- **REQUEST**
Select, from the data, each line where "travel" occurs.

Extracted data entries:

• • • • •

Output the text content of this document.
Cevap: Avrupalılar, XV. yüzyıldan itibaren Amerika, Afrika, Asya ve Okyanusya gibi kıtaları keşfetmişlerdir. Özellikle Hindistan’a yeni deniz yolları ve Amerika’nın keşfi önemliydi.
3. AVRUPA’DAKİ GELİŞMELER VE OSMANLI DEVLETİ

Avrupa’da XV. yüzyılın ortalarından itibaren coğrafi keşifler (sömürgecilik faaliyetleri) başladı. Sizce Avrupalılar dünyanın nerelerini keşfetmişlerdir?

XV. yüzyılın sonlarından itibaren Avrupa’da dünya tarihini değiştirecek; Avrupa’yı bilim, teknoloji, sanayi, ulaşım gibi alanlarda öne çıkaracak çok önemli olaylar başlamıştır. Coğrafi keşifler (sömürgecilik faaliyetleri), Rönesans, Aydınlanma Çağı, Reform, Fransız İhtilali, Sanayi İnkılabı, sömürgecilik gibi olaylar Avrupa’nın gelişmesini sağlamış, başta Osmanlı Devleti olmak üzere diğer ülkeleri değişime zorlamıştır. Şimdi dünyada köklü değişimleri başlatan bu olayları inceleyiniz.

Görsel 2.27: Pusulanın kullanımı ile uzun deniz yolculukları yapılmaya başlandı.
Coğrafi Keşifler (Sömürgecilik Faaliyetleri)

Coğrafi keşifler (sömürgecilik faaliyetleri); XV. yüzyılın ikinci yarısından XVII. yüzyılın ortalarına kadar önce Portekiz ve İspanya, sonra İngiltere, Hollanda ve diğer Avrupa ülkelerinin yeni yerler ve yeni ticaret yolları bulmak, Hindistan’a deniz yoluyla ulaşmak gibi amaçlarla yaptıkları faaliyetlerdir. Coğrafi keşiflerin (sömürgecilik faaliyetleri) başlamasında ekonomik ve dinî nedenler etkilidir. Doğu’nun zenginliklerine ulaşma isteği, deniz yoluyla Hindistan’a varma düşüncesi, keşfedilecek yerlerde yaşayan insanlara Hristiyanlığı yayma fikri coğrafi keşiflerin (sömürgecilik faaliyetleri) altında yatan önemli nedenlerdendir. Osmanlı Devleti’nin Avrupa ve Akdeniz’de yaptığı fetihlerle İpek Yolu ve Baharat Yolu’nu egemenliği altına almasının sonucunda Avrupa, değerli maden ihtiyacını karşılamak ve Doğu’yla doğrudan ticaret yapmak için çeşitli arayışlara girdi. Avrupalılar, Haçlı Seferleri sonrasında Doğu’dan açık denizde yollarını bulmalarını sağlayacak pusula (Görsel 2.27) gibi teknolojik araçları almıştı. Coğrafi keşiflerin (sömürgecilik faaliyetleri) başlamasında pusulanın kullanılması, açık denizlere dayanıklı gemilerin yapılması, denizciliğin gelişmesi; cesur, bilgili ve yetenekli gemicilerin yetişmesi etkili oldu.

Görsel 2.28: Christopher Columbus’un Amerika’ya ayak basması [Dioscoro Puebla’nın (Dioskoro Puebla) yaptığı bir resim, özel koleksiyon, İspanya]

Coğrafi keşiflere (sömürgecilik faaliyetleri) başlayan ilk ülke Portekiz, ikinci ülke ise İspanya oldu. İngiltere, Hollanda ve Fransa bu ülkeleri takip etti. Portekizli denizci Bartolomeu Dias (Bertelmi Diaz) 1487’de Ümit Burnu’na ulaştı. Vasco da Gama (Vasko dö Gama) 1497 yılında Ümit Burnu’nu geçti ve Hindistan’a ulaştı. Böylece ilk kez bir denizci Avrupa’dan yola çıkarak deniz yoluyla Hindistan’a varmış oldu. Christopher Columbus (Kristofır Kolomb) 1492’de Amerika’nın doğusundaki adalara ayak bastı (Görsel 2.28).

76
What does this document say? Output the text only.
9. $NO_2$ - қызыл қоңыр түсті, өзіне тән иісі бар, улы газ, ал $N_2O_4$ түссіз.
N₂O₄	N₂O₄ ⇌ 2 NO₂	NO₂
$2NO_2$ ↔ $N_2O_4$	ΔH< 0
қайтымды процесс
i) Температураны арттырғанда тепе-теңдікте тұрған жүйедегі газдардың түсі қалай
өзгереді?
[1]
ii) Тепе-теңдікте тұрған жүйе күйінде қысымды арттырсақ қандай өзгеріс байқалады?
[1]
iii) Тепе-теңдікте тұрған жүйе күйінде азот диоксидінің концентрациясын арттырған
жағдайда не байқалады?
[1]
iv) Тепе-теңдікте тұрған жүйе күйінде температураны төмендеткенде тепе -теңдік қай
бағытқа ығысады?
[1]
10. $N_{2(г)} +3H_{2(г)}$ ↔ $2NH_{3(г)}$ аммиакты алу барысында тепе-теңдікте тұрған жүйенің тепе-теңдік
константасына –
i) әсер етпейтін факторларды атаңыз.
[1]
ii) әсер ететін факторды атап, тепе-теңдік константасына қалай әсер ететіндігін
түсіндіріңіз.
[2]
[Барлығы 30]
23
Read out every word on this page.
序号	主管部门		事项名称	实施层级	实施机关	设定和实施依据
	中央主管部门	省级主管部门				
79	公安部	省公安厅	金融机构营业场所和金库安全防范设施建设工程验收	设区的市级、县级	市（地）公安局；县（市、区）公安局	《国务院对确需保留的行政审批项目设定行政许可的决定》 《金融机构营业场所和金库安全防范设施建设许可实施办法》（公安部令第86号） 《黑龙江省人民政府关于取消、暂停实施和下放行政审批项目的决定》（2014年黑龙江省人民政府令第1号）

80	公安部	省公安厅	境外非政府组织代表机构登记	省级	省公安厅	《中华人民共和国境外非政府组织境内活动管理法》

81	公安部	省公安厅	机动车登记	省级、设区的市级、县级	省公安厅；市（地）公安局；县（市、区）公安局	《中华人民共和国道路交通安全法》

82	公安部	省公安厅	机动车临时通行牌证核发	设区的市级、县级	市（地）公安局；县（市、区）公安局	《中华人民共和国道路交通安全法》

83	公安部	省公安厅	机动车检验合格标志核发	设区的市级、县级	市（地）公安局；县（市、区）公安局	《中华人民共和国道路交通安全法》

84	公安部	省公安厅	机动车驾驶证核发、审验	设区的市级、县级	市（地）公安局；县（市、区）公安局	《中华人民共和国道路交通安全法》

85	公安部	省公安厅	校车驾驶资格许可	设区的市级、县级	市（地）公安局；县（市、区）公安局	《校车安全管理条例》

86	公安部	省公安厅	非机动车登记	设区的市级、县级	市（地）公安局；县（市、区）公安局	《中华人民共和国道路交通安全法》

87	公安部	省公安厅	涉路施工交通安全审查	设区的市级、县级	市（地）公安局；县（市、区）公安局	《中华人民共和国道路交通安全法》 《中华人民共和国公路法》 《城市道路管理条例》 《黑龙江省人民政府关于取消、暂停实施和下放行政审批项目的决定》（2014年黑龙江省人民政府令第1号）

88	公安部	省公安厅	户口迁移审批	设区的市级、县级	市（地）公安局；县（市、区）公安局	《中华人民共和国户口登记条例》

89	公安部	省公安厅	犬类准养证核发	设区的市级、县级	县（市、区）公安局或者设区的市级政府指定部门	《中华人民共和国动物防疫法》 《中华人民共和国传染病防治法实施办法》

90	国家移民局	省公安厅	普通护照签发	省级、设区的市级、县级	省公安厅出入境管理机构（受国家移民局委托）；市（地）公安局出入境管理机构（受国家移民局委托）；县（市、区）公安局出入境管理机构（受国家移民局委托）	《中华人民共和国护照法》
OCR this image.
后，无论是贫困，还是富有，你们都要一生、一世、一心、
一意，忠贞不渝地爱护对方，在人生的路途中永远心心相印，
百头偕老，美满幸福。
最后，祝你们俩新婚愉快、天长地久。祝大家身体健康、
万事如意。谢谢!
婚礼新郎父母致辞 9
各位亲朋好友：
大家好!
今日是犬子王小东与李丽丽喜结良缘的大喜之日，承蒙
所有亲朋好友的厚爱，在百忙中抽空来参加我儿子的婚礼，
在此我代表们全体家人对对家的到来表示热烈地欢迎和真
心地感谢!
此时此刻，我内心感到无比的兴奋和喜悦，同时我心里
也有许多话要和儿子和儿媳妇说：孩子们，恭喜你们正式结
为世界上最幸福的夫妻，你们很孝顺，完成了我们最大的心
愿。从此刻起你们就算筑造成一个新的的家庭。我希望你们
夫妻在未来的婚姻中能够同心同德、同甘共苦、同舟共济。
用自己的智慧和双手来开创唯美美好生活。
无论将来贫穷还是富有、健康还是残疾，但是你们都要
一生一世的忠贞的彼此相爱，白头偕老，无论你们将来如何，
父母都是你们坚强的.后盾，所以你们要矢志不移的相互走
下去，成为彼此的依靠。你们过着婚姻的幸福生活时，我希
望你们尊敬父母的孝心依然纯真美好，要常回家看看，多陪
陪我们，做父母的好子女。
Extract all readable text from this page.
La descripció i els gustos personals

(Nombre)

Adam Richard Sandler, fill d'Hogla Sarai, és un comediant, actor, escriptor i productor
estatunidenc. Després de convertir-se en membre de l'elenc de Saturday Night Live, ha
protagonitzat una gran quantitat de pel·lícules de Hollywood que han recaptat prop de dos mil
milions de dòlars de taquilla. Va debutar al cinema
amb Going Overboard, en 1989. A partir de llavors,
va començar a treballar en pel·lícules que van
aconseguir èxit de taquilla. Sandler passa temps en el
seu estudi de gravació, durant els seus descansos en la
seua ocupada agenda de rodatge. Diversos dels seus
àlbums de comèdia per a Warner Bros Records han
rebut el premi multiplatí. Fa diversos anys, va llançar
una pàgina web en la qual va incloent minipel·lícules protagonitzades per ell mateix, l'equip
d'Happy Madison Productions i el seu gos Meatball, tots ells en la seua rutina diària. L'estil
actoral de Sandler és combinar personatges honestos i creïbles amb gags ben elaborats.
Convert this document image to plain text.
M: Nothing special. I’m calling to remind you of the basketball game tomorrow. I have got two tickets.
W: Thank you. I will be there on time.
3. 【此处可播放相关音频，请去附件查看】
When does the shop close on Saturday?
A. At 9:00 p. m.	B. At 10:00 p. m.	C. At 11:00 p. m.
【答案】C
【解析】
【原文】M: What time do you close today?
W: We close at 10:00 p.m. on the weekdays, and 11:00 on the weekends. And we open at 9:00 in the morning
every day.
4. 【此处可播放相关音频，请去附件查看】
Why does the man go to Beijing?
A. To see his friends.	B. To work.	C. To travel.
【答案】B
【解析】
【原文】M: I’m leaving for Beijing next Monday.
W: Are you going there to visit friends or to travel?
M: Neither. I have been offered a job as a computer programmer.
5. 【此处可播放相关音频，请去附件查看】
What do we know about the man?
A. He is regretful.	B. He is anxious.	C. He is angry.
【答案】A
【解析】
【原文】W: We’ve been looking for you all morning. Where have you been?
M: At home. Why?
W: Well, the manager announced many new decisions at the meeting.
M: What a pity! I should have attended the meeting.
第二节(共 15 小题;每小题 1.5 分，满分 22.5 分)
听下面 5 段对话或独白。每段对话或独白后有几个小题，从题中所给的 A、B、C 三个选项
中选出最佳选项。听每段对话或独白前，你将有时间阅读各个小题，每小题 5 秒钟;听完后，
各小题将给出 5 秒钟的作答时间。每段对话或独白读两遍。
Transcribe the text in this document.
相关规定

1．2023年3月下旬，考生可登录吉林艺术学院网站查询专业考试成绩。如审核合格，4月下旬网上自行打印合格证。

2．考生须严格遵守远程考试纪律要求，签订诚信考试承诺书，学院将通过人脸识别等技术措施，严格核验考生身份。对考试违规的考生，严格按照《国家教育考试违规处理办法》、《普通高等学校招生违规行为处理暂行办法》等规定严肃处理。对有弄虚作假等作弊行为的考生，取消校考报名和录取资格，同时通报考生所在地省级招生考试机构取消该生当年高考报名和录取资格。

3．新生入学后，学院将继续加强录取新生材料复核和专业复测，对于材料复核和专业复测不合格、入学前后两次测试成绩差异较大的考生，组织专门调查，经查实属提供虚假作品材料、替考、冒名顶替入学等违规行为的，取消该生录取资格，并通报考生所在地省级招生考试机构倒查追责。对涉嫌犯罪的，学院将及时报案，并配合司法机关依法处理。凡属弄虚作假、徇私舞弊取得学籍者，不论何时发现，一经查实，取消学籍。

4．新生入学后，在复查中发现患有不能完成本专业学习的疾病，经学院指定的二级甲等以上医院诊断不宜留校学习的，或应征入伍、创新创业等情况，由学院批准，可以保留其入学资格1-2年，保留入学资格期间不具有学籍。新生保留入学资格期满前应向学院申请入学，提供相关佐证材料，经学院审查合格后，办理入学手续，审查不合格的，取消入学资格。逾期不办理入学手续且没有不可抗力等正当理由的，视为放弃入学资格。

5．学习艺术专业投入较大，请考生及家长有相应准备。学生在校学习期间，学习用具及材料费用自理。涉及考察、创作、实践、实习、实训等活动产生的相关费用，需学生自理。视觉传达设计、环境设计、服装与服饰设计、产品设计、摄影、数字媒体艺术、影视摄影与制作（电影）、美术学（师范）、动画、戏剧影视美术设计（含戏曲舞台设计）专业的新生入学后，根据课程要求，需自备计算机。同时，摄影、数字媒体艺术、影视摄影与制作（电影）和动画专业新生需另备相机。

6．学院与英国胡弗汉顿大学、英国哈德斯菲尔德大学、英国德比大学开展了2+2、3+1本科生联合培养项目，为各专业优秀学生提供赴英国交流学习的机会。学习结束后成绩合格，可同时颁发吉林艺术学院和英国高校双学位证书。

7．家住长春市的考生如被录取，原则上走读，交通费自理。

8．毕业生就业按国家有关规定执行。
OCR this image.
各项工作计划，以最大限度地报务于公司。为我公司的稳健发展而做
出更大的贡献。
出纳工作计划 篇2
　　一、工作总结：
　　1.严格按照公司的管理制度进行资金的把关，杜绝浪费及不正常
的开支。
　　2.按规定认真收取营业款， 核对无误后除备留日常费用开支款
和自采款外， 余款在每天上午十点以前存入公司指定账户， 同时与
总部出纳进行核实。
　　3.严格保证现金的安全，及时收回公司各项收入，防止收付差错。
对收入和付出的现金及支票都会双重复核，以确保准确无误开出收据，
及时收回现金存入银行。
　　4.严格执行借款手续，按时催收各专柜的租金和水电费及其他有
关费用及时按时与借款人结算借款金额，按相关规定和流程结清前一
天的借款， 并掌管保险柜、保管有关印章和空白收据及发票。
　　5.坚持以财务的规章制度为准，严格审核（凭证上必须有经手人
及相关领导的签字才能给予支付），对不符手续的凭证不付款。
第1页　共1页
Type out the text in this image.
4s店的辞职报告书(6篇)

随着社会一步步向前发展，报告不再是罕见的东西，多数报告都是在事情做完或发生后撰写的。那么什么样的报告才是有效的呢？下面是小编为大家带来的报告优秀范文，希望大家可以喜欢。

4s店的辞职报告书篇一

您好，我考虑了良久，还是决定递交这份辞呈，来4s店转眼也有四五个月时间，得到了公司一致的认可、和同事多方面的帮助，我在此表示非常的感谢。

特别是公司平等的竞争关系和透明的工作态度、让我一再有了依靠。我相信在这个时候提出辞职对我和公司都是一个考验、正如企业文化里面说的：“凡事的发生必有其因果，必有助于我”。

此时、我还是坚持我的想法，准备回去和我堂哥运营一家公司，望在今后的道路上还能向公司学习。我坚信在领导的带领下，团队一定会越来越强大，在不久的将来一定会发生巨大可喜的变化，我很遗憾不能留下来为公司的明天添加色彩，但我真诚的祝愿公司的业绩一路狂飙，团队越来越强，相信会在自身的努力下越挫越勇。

• • • • •

- **CORRECT RESULT**
A. To see his friends.	B. To work.	C. To travel.
W: Are you going there to visit friends or to travel?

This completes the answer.